**Given data**.
------

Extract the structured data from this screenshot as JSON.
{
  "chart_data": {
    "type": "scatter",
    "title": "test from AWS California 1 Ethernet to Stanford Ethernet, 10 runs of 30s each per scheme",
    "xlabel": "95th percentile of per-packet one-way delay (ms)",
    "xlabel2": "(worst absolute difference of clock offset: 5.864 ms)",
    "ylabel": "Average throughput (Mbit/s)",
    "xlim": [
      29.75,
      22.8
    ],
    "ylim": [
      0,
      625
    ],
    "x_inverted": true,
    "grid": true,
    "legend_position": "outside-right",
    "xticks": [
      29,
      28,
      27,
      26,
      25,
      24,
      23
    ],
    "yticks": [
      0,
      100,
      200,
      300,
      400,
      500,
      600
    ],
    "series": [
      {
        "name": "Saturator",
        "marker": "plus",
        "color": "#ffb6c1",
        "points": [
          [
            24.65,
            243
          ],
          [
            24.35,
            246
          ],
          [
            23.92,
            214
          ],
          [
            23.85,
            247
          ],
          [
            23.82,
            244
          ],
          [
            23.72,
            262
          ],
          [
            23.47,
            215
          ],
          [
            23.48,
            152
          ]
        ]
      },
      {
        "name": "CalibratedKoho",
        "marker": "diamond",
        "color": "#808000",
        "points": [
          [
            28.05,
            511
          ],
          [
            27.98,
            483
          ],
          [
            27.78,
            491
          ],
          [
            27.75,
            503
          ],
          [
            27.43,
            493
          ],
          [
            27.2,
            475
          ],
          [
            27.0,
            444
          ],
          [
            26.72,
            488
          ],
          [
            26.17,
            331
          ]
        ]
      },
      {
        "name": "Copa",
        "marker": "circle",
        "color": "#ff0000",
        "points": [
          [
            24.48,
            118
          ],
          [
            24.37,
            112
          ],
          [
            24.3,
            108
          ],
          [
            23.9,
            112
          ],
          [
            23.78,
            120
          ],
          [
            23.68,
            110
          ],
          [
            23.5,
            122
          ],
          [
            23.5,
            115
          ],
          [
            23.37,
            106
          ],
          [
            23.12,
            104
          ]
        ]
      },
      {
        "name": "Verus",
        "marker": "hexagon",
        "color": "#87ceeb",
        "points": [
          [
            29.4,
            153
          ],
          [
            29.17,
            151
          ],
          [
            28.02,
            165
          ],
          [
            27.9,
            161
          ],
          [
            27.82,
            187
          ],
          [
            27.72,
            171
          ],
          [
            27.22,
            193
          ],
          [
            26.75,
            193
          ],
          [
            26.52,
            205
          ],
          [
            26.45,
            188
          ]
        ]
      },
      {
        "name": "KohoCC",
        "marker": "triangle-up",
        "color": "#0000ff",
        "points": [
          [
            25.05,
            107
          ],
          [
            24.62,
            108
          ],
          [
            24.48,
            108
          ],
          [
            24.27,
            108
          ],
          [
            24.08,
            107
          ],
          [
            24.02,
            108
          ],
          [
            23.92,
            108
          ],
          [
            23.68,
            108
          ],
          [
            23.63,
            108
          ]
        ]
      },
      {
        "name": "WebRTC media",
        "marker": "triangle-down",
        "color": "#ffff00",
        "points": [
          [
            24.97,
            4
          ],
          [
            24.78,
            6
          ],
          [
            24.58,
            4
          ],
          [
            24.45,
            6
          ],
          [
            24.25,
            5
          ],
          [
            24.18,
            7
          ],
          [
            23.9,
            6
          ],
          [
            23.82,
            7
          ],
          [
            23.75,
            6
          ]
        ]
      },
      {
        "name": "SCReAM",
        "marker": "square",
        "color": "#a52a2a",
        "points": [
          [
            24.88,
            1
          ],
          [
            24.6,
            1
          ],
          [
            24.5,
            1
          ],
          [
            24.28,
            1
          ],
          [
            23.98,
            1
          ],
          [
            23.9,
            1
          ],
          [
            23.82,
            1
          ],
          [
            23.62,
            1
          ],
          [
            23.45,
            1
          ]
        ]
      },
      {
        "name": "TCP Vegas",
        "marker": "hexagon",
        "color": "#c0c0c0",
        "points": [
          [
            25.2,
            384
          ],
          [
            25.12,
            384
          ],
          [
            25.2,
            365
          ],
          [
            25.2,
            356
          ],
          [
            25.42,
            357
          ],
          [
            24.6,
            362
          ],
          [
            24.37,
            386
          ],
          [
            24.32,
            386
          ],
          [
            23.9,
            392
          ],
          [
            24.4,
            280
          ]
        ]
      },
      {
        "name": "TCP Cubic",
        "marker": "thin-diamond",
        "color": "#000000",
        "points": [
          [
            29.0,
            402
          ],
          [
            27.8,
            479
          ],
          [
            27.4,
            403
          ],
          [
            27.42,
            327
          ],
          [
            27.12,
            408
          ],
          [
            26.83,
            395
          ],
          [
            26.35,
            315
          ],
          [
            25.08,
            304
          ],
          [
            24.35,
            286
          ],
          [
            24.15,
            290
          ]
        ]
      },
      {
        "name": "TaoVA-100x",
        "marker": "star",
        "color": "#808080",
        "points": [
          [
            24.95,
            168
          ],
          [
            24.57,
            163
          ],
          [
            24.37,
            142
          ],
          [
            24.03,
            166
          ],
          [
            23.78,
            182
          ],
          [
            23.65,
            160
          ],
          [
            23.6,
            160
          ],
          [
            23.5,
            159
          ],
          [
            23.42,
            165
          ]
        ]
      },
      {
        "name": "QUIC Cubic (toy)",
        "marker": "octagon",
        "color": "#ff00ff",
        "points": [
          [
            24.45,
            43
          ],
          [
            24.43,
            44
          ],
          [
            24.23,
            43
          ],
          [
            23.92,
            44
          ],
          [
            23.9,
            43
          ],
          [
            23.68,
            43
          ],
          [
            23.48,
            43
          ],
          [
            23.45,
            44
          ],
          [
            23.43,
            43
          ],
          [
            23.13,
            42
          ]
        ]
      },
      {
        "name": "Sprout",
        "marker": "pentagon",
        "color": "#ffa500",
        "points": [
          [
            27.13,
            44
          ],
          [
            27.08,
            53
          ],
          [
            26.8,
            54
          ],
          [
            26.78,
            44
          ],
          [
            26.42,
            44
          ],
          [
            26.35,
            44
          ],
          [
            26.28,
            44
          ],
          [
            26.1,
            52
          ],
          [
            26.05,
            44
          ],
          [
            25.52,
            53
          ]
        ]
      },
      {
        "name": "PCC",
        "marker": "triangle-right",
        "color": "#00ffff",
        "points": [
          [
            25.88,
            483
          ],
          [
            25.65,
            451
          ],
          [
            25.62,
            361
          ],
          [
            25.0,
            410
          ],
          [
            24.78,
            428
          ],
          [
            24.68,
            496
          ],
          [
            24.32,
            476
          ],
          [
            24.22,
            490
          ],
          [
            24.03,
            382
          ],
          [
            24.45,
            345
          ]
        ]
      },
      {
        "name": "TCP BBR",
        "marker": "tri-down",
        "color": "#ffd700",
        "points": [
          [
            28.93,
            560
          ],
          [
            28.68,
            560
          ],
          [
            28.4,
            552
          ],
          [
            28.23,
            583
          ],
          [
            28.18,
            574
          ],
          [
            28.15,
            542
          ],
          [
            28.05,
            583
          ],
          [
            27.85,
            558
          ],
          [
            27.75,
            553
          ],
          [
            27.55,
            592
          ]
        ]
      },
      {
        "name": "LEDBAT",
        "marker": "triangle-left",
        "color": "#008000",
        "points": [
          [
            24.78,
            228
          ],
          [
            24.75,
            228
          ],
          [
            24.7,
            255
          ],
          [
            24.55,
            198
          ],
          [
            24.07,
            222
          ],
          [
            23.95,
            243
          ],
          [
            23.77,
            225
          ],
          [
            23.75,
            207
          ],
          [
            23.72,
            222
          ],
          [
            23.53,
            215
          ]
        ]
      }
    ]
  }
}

------

**Stated exercise**. Return the full listing, character for character.

**Written answer**.
Extract the structured data from this screenshot as JSON.
{
  "chart_data": {
    "type": "scatter",
    "title": "test from AWS California 1 Ethernet to Stanford Ethernet, 10 runs of 30s each per scheme",
    "xlabel": "95th percentile of per-packet one-way delay (ms)",
    "xlabel2": "(worst absolute difference of clock offset: 5.864 ms)",
    "ylabel": "Average throughput (Mbit/s)",
    "xlim": [
      29.75,
      22.8
    ],
    "ylim": [
      0,
      625
    ],
    "x_inverted": true,
    "grid": true,
    "legend_position": "outside-right",
    "xticks": [
      29,
      28,
      27,
      26,
      25,
      24,
      23
    ],
    "yticks": [
      0,
      100,
      200,
      300,
      400,
      500,
      600
    ],
    "series": [
      {
        "name": "Saturator",
        "marker": "plus",
        "color": "#ffb6c1",
        "points": [
          [
            24.65,
            243
          ],
          [
            24.35,
            246
          ],
          [
            23.92,
            214
          ],
          [
            23.85,
            247
          ],
          [
            23.82,
            244
          ],
          [
            23.72,
            262
          ],
          [
            23.47,
            215
          ],
          [
            23.48,
            152
          ]
        ]
      },
      {
        "name": "CalibratedKoho",
        "marker": "diamond",
        "color": "#808000",
        "points": [
          [
            28.05,
            511
          ],
          [
            27.98,
            483
          ],
          [
            27.78,
            491
          ],
          [
            27.75,
            503
          ],
          [
            27.43,
            493
          ],
          [
            27.2,
            475
          ],
          [
            27.0,
            444
          ],
          [
            26.72,
            488
          ],
          [
            26.17,
            331
          ]
        ]
      },
      {
        "name": "Copa",
        "marker": "circle",
        "color": "#ff0000",
        "points": [
          [
            24.48,
            118
          ],
          [
            24.37,
            112
          ],
          [
            24.3,
            108
          ],
          [
            23.9,
            112
          ],
          [
            23.78,
            120
          ],
          [
            23.68,
            110
          ],
          [
            23.5,
            122
          ],
          [
            23.5,
            115
          ],
          [
            23.37,
            106
          ],
          [
            23.12,
            104
          ]
        ]
      },
      {
        "name": "Verus",
        "marker": "hexagon",
        "color": "#87ceeb",
        "points": [
          [
            29.4,
            153
          ],
          [
            29.17,
            151
          ],
          [
            28.02,
            165
          ],
          [
            27.9,
            161
          ],
          [
            27.82,
            187
          ],
          [
            27.72,
            171
          ],
          [
            27.22,
            193
          ],
          [
            26.75,
            193
          ],
          [
            26.52,
            205
          ],
          [
            26.45,
            188
          ]
        ]
      },
      {
        "name": "KohoCC",
        "marker": "triangle-up",
        "color": "#0000ff",
        "points": [
          [
            25.05,
            107
          ],
          [
            24.62,
            108
          ],
          [
            24.48,
            108
          ],
          [
            24.27,
            108
          ],
          [
            24.08,
            107
          ],
          [
            24.02,
            108
          ],
          [
            23.92,
            108
          ],
          [
            23.68,
            108
          ],
          [
            23.63,
            108
          ]
        ]
      },
      {
        "name": "WebRTC media",
        "marker": "triangle-down",
        "color": "#ffff00",
        "points": [
          [
            24.97,
            4
          ],
          [
            24.78,
            6
          ],
          [
            24.58,
            4
          ],
          [
            24.45,
            6
          ],
          [
            24.25,
            5
          ],
          [
            24.18,
            7
          ],
          [
            23.9,
            6
          ],
          [
            23.82,
            7
          ],
          [
            23.75,
            6
          ]
        ]
      },
      {
        "name": "SCReAM",
        "marker": "square",
        "color": "#a52a2a",
        "points": [
          [
            24.88,
            1
          ],
          [
            24.6,
            1
          ],
          [
            24.5,
            1
          ],
          [
            24.28,
            1
          ],
          [
            23.98,
            1
          ],
          [
            23.9,
            1
          ],
          [
            23.82,
            1
          ],
          [
            23.62,
            1
          ],
          [
            23.45,
            1
          ]
        ]
      },
      {
        "name": "TCP Vegas",
        "marker": "hexagon",
        "color": "#c0c0c0",
        "points": [
          [
            25.2,
            384
          ],
          [
            25.12,
            384
          ],
          [
            25.2,
            365
          ],
          [
            25.2,
            356
          ],
          [
            25.42,
            357
          ],
          [
            24.6,
            362
          ],
          [
            24.37,
            386
          ],
          [
            24.32,
            386
          ],
          [
            23.9,
            392
          ],
          [
            24.4,
            280
          ]
        ]
      },
      {
        "name": "TCP Cubic",
        "marker": "thin-diamond",
        "color": "#000000",
        "points": [
          [
            29.0,
            402
          ],
          [
            27.8,
            479
          ],
          [
            27.4,
            403
          ],
          [
            27.42,
            327
          ],
          [
            27.12,
            408
          ],
          [
            26.83,
            395
          ],
          [
            26.35,
            315
          ],
          [
            25.08,
            304
          ],
          [
            24.35,
            286
          ],
          [
            24.15,
            290
          ]
        ]
      },
      {
        "name": "TaoVA-100x",
        "marker": "star",
        "color": "#808080",
        "points": [
          [
            24.95,
            168
          ],
          [
            24.57,
            163
          ],
          [
            24.37,
            142
          ],
          [
            24.03,
            166
          ],
          [
            23.78,
            182
          ],
          [
            23.65,
            160
          ],
          [
            23.6,
            160
          ],
          [
            23.5,
            159
          ],
          [
            23.42,
            165
          ]
        ]
      },
      {
        "name": "QUIC Cubic (toy)",
        "marker": "octagon",
        "color": "#ff00ff",
        "points": [
          [
            24.45,
            43
          ],
          [
            24.43,
            44
          ],
          [
            24.23,
            43
          ],
          [
            23.92,
            44
          ],
          [
            23.9,
            43
          ],
          [
            23.68,
            43
          ],
          [
            23.48,
            43
          ],
          [
            23.45,
            44
          ],
          [
            23.43,
            43
          ],
          [
            23.13,
            42
          ]
        ]
      },
      {
        "name": "Sprout",
        "marker": "pentagon",
        "color": "#ffa500",
        "points": [
          [
            27.13,
            44
          ],
          [
            27.08,
            53
          ],
          [
            26.8,
            54
          ],
          [
            26.78,
            44
          ],
          [
            26.42,
            44
          ],
          [
            26.35,
            44
          ],
          [
            26.28,
            44
          ],
          [
            26.1,
            52
          ],
          [
            26.05,
            44
          ],
          [
            25.52,
            53
          ]
        ]
      },
      {
        "name": "PCC",
        "marker": "triangle-right",
        "color": "#00ffff",
        "points": [
          [
            25.88,
            483
          ],
          [
            25.65,
            451
          ],
          [
            25.62,
            361
          ],
          [
            25.0,
            410
          ],
          [
            24.78,
            428
          ],
          [
            24.68,
            496
          ],
          [
            24.32,
            476
          ],
          [
            24.22,
            490
          ],
          [
            24.03,
            382
          ],
          [
            24.45,
            345
          ]
        ]
      },
      {
        "name": "TCP BBR",
        "marker": "tri-down",
        "color": "#ffd700",
        "points": [
          [
            28.93,
            560
          ],
          [
            28.68,
            560
          ],
          [
            28.4,
            552
          ],
          [
            28.23,
            583
          ],
          [
            28.18,
            574
          ],
          [
            28.15,
            542
          ],
          [
            28.05,
            583
          ],
          [
            27.85,
            558
          ],
          [
            27.75,
            553
          ],
          [
            27.55,
            592
          ]
        ]
      },
      {
        "name": "LEDBAT",
        "marker": "triangle-left",
        "color": "#008000",
        "points": [
          [
            24.78,
            228
          ],
          [
            24.75,
            228
          ],
          [
            24.7,
            255
          ],
          [
            24.55,
            198
          ],
          [
            24.07,
            222
          ],
          [
            23.95,
            243
          ],
          [
            23.77,
            225
          ],
          [
            23.75,
            207
          ],
          [
            23.72,
            222
          ],
          [
            23.53,
            215
          ]
        ]
      }
    ]
  }
}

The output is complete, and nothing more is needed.